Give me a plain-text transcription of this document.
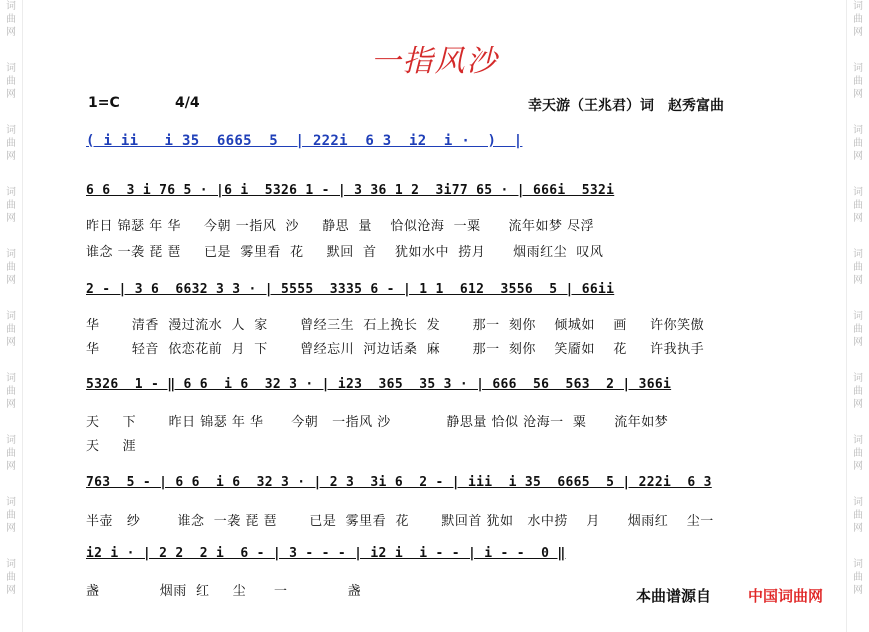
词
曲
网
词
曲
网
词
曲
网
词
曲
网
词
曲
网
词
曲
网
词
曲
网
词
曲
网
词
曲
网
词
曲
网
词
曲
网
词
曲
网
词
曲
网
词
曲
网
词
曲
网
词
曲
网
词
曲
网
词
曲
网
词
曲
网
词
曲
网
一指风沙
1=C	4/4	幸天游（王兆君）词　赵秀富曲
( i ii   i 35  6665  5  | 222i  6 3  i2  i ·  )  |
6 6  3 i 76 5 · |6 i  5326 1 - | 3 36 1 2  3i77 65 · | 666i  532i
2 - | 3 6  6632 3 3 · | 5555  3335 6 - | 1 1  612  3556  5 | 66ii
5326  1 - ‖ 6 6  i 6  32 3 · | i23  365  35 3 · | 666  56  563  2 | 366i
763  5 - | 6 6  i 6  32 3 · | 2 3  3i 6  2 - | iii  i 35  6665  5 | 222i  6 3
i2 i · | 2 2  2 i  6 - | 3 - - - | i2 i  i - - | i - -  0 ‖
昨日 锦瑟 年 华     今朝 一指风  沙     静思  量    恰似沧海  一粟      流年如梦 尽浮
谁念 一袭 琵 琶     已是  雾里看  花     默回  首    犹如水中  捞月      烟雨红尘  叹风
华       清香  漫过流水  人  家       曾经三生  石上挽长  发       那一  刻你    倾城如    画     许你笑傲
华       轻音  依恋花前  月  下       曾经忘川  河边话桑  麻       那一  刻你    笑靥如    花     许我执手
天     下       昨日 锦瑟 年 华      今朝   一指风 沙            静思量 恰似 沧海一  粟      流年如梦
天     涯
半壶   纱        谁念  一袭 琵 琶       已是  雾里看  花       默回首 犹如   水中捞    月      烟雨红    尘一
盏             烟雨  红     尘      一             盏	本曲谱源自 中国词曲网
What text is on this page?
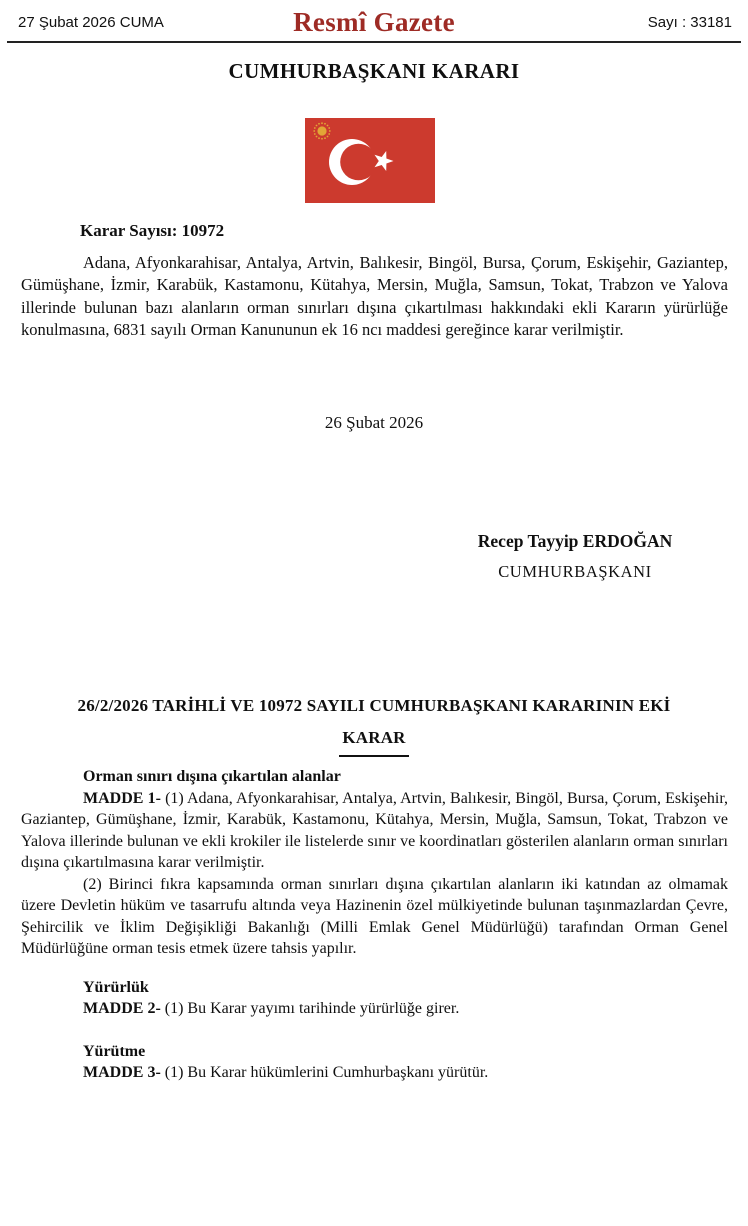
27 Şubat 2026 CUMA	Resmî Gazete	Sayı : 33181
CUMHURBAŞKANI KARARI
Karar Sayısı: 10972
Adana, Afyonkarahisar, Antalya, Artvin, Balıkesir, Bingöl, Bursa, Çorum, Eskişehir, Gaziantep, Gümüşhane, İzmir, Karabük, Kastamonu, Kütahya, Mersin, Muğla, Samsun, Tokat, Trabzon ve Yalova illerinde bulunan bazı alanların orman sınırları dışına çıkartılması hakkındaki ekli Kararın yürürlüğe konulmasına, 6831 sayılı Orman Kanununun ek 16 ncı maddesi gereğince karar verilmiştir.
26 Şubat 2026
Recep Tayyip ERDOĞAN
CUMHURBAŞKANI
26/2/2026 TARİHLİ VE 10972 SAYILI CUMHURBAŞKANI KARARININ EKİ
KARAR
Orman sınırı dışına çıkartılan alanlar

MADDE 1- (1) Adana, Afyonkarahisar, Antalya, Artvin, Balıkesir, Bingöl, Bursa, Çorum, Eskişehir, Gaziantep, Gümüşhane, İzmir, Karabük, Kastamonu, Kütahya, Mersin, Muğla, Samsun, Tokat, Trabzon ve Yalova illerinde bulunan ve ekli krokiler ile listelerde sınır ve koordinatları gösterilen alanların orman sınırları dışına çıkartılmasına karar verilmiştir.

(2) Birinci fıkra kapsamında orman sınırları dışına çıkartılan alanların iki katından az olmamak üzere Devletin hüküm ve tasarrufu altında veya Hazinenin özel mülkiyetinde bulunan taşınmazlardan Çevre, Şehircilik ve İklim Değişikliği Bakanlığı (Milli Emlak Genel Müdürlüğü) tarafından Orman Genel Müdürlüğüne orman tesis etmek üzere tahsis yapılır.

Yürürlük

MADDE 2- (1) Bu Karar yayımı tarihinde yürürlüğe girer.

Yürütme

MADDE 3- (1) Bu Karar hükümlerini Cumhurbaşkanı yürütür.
------------------------
_To do_. Select all lines in the listing that include the word "text".

_Written answer_.
Give me a plain-text transcription of this document.
What text is on this page?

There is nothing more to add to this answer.